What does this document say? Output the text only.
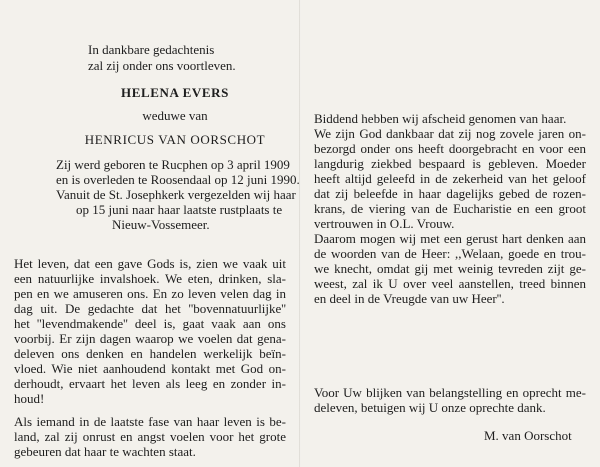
In dankbare gedachtenis
zal zij onder ons voortleven.
HELENA EVERS
weduwe van
HENRICUS VAN OORSCHOT
Zij werd geboren te Rucphen op 3 april 1909
en is overleden te Roosendaal op 12 juni 1990.
Vanuit de St. Josephkerk vergezelden wij haar
op 15 juni naar haar laatste rustplaats te
Nieuw-Vossemeer.
Het leven, dat een gave Gods is, zien we vaak uit
een natuurlijke invalshoek. We eten, drinken, sla-
pen en we amuseren ons. En zo leven velen dag in
dag uit. De gedachte dat het ''bovennatuurlijke''
het ''levendmakende'' deel is, gaat vaak aan ons
voorbij. Er zijn dagen waarop we voelen dat gena-
deleven ons denken en handelen werkelijk beïn-
vloed. Wie niet aanhoudend kontakt met God on-
derhoudt, ervaart het leven als leeg en zonder in-
houd!
Als iemand in de laatste fase van haar leven is be-
land, zal zij onrust en angst voelen voor het grote
gebeuren dat haar te wachten staat.
Biddend hebben wij afscheid genomen van haar.
We zijn God dankbaar dat zij nog zovele jaren on-
bezorgd onder ons heeft doorgebracht en voor een
langdurig ziekbed bespaard is gebleven. Moeder
heeft altijd geleefd in de zekerheid van het geloof
dat zij beleefde in haar dagelijks gebed de rozen-
krans, de viering van de Eucharistie en een groot
vertrouwen in O.L. Vrouw.
Daarom mogen wij met een gerust hart denken aan
de woorden van de Heer: ,,Welaan, goede en trou-
we knecht, omdat gij met weinig tevreden zijt ge-
weest, zal ik U over veel aanstellen, treed binnen
en deel in de Vreugde van uw Heer''.
Voor Uw blijken van belangstelling en oprecht me-
deleven, betuigen wij U onze oprechte dank.
M. van Oorschot
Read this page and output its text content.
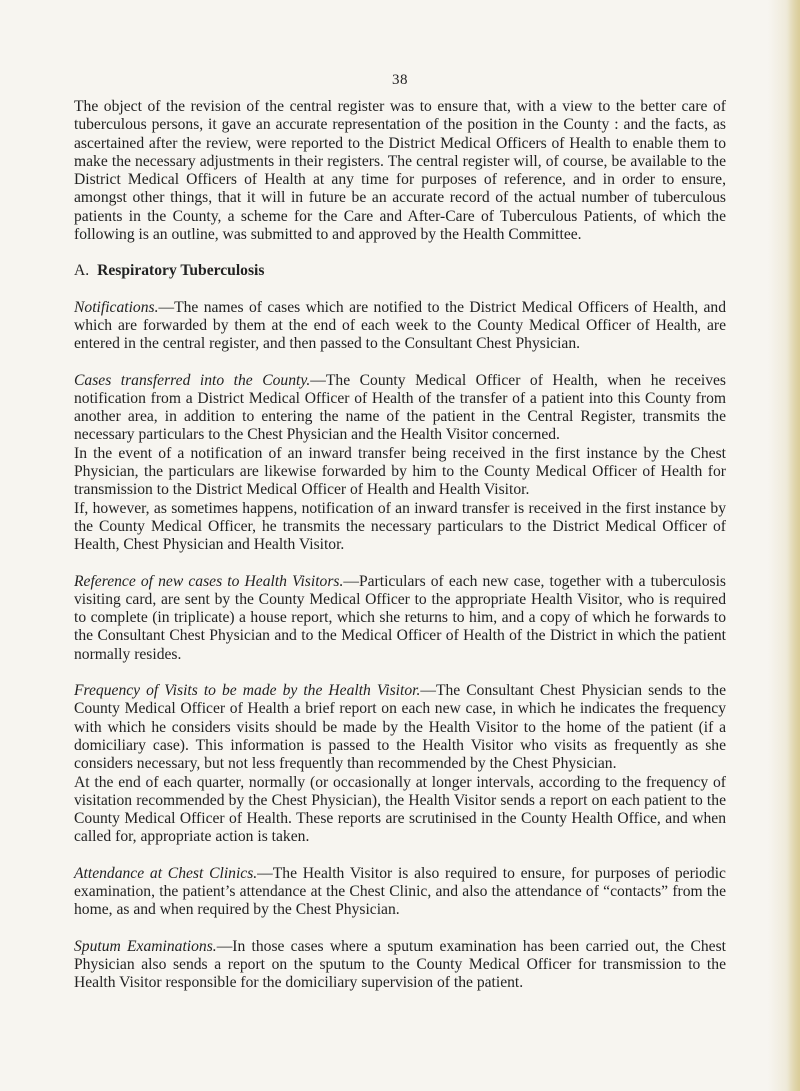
38

The object of the revision of the central register was to ensure that, with a view to the better care of tuberculous persons, it gave an accurate representation of the position in the County : and the facts, as ascertained after the review, were reported to the District Medical Officers of Health to enable them to make the necessary adjustments in their registers. The central register will, of course, be available to the District Medical Officers of Health at any time for purposes of reference, and in order to ensure, amongst other things, that it will in future be an accurate record of the actual number of tuberculous patients in the County, a scheme for the Care and After-Care of Tuberculous Patients, of which the following is an outline, was submitted to and approved by the Health Committee.

A. Respiratory Tuberculosis

Notifications.—The names of cases which are notified to the District Medical Officers of Health, and which are forwarded by them at the end of each week to the County Medical Officer of Health, are entered in the central register, and then passed to the Consultant Chest Physician.

Cases transferred into the County.—The County Medical Officer of Health, when he receives notification from a District Medical Officer of Health of the transfer of a patient into this County from another area, in addition to entering the name of the patient in the Central Register, transmits the necessary particulars to the Chest Physician and the Health Visitor concerned.

In the event of a notification of an inward transfer being received in the first instance by the Chest Physician, the particulars are likewise forwarded by him to the County Medical Officer of Health for transmission to the District Medical Officer of Health and Health Visitor.

If, however, as sometimes happens, notification of an inward transfer is received in the first instance by the County Medical Officer, he transmits the necessary particulars to the District Medical Officer of Health, Chest Physician and Health Visitor.

Reference of new cases to Health Visitors.—Particulars of each new case, together with a tuberculosis visiting card, are sent by the County Medical Officer to the appropriate Health Visitor, who is required to complete (in triplicate) a house report, which she returns to him, and a copy of which he forwards to the Consultant Chest Physician and to the Medical Officer of Health of the District in which the patient normally resides.

Frequency of Visits to be made by the Health Visitor.—The Consultant Chest Physician sends to the County Medical Officer of Health a brief report on each new case, in which he indicates the frequency with which he considers visits should be made by the Health Visitor to the home of the patient (if a domiciliary case). This information is passed to the Health Visitor who visits as frequently as she considers necessary, but not less frequently than recommended by the Chest Physician.

At the end of each quarter, normally (or occasionally at longer intervals, according to the frequency of visitation recommended by the Chest Physician), the Health Visitor sends a report on each patient to the County Medical Officer of Health. These reports are scrutinised in the County Health Office, and when called for, appropriate action is taken.

Attendance at Chest Clinics.—The Health Visitor is also required to ensure, for purposes of periodic examination, the patient’s attendance at the Chest Clinic, and also the attendance of “contacts” from the home, as and when required by the Chest Physician.

Sputum Examinations.—In those cases where a sputum examination has been carried out, the Chest Physician also sends a report on the sputum to the County Medical Officer for transmission to the Health Visitor responsible for the domiciliary supervision of the patient.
* * * * * * *
# Your goal:
Once the pictures are set aside, output the whole listing exactly.

# Result for this exercise:
What does this document say? Output the text only.
In dankbare gedachtenis
zal zij onder ons voortleven.
HELENA EVERS
weduwe van
HENRICUS VAN OORSCHOT
Zij werd geboren te Rucphen op 3 april 1909
en is overleden te Roosendaal op 12 juni 1990.
Vanuit de St. Josephkerk vergezelden wij haar
op 15 juni naar haar laatste rustplaats te
Nieuw-Vossemeer.
Het leven, dat een gave Gods is, zien we vaak uit
een natuurlijke invalshoek. We eten, drinken, sla-
pen en we amuseren ons. En zo leven velen dag in
dag uit. De gedachte dat het ''bovennatuurlijke''
het ''levendmakende'' deel is, gaat vaak aan ons
voorbij. Er zijn dagen waarop we voelen dat gena-
deleven ons denken en handelen werkelijk beïn-
vloed. Wie niet aanhoudend kontakt met God on-
derhoudt, ervaart het leven als leeg en zonder in-
houd!
Als iemand in de laatste fase van haar leven is be-
land, zal zij onrust en angst voelen voor het grote
gebeuren dat haar te wachten staat.
Biddend hebben wij afscheid genomen van haar.
We zijn God dankbaar dat zij nog zovele jaren on-
bezorgd onder ons heeft doorgebracht en voor een
langdurig ziekbed bespaard is gebleven. Moeder
heeft altijd geleefd in de zekerheid van het geloof
dat zij beleefde in haar dagelijks gebed de rozen-
krans, de viering van de Eucharistie en een groot
vertrouwen in O.L. Vrouw.
Daarom mogen wij met een gerust hart denken aan
de woorden van de Heer: ,,Welaan, goede en trou-
we knecht, omdat gij met weinig tevreden zijt ge-
weest, zal ik U over veel aanstellen, treed binnen
en deel in de Vreugde van uw Heer''.
Voor Uw blijken van belangstelling en oprecht me-
deleven, betuigen wij U onze oprechte dank.
M. van Oorschot
Read this page and output its text content.
38

The object of the revision of the central register was to ensure that, with a view to the better care of tuberculous persons, it gave an accurate representation of the position in the County : and the facts, as ascertained after the review, were reported to the District Medical Officers of Health to enable them to make the necessary adjustments in their registers. The central register will, of course, be available to the District Medical Officers of Health at any time for purposes of reference, and in order to ensure, amongst other things, that it will in future be an accurate record of the actual number of tuberculous patients in the County, a scheme for the Care and After-Care of Tuberculous Patients, of which the following is an outline, was submitted to and approved by the Health Committee.

A. Respiratory Tuberculosis

Notifications.—The names of cases which are notified to the District Medical Officers of Health, and which are forwarded by them at the end of each week to the County Medical Officer of Health, are entered in the central register, and then passed to the Consultant Chest Physician.

Cases transferred into the County.—The County Medical Officer of Health, when he receives notification from a District Medical Officer of Health of the transfer of a patient into this County from another area, in addition to entering the name of the patient in the Central Register, transmits the necessary particulars to the Chest Physician and the Health Visitor concerned.

In the event of a notification of an inward transfer being received in the first instance by the Chest Physician, the particulars are likewise forwarded by him to the County Medical Officer of Health for transmission to the District Medical Officer of Health and Health Visitor.

If, however, as sometimes happens, notification of an inward transfer is received in the first instance by the County Medical Officer, he transmits the necessary particulars to the District Medical Officer of Health, Chest Physician and Health Visitor.

Reference of new cases to Health Visitors.—Particulars of each new case, together with a tuberculosis visiting card, are sent by the County Medical Officer to the appropriate Health Visitor, who is required to complete (in triplicate) a house report, which she returns to him, and a copy of which he forwards to the Consultant Chest Physician and to the Medical Officer of Health of the District in which the patient normally resides.

Frequency of Visits to be made by the Health Visitor.—The Consultant Chest Physician sends to the County Medical Officer of Health a brief report on each new case, in which he indicates the frequency with which he considers visits should be made by the Health Visitor to the home of the patient (if a domiciliary case). This information is passed to the Health Visitor who visits as frequently as she considers necessary, but not less frequently than recommended by the Chest Physician.

At the end of each quarter, normally (or occasionally at longer intervals, according to the frequency of visitation recommended by the Chest Physician), the Health Visitor sends a report on each patient to the County Medical Officer of Health. These reports are scrutinised in the County Health Office, and when called for, appropriate action is taken.

Attendance at Chest Clinics.—The Health Visitor is also required to ensure, for purposes of periodic examination, the patient’s attendance at the Chest Clinic, and also the attendance of “contacts” from the home, as and when required by the Chest Physician.

Sputum Examinations.—In those cases where a sputum examination has been carried out, the Chest Physician also sends a report on the sputum to the County Medical Officer for transmission to the Health Visitor responsible for the domiciliary supervision of the patient.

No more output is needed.